>> begin SUPPLIED ENTRIES
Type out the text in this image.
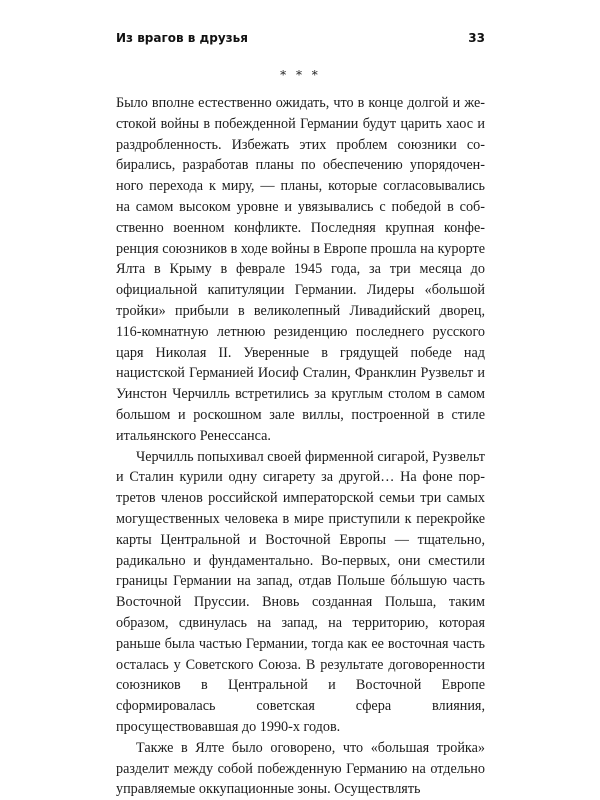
Из врагов в друзья	33
* * *

Было вполне естественно ожидать, что в конце долгой и жестокой войны в побежденной Германии будут царить хаос и раздробленность. Избежать этих проблем союзники собирались, разработав планы по обеспечению упорядоченного перехода к миру, — планы, которые согласовывались на самом высоком уровне и увязывались с победой в собственно военном конфликте. Последняя крупная конференция союзников в ходе войны в Европе прошла на курорте Ялта в Крыму в феврале 1945 года, за три месяца до официальной капитуляции Германии. Лидеры «большой тройки» прибыли в великолепный Ливадийский дворец, 116-комнатную летнюю резиденцию последнего русского царя Николая II. Уверенные в грядущей победе над нацистской Германией Иосиф Сталин, Франклин Рузвельт и Уинстон Черчилль встретились за круглым столом в самом большом и роскошном зале виллы, построенной в стиле итальянского Ренессанса.

Черчилль попыхивал своей фирменной сигарой, Рузвельт и Сталин курили одну сигарету за другой… На фоне портретов членов российской императорской семьи три самых могущественных человека в мире приступили к перекройке карты Центральной и Восточной Европы — тщательно, радикально и фундаментально. Во-первых, они сместили границы Германии на запад, отдав Польше бóльшую часть Восточной Пруссии. Вновь созданная Польша, таким образом, сдвинулась на запад, на территорию, которая раньше была частью Германии, тогда как ее восточная часть осталась у Советского Союза. В результате договоренности союзников в Центральной и Восточной Европе сформировалась советская сфера влияния, просуществовавшая до 1990-х годов.

Также в Ялте было оговорено, что «большая тройка» разделит между собой побежденную Германию на отдельно управляемые оккупационные зоны. Осуществлять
>> end SUPPLIED ENTRIES
* _WHAT IS BEING ASKED_:
Above are records with pictures; repeat the records exactly and leave the pictures out.

* _WORKED ANSWER_:
Type out the text in this image.
Из врагов в друзья	33
* * *

Было вполне естественно ожидать, что в конце долгой и жестокой войны в побежденной Германии будут царить хаос и раздробленность. Избежать этих проблем союзники собирались, разработав планы по обеспечению упорядоченного перехода к миру, — планы, которые согласовывались на самом высоком уровне и увязывались с победой в собственно военном конфликте. Последняя крупная конференция союзников в ходе войны в Европе прошла на курорте Ялта в Крыму в феврале 1945 года, за три месяца до официальной капитуляции Германии. Лидеры «большой тройки» прибыли в великолепный Ливадийский дворец, 116-комнатную летнюю резиденцию последнего русского царя Николая II. Уверенные в грядущей победе над нацистской Германией Иосиф Сталин, Франклин Рузвельт и Уинстон Черчилль встретились за круглым столом в самом большом и роскошном зале виллы, построенной в стиле итальянского Ренессанса.

Черчилль попыхивал своей фирменной сигарой, Рузвельт и Сталин курили одну сигарету за другой… На фоне портретов членов российской императорской семьи три самых могущественных человека в мире приступили к перекройке карты Центральной и Восточной Европы — тщательно, радикально и фундаментально. Во-первых, они сместили границы Германии на запад, отдав Польше бóльшую часть Восточной Пруссии. Вновь созданная Польша, таким образом, сдвинулась на запад, на территорию, которая раньше была частью Германии, тогда как ее восточная часть осталась у Советского Союза. В результате договоренности союзников в Центральной и Восточной Европе сформировалась советская сфера влияния, просуществовавшая до 1990-х годов.

Также в Ялте было оговорено, что «большая тройка» разделит между собой побежденную Германию на отдельно управляемые оккупационные зоны. Осуществлять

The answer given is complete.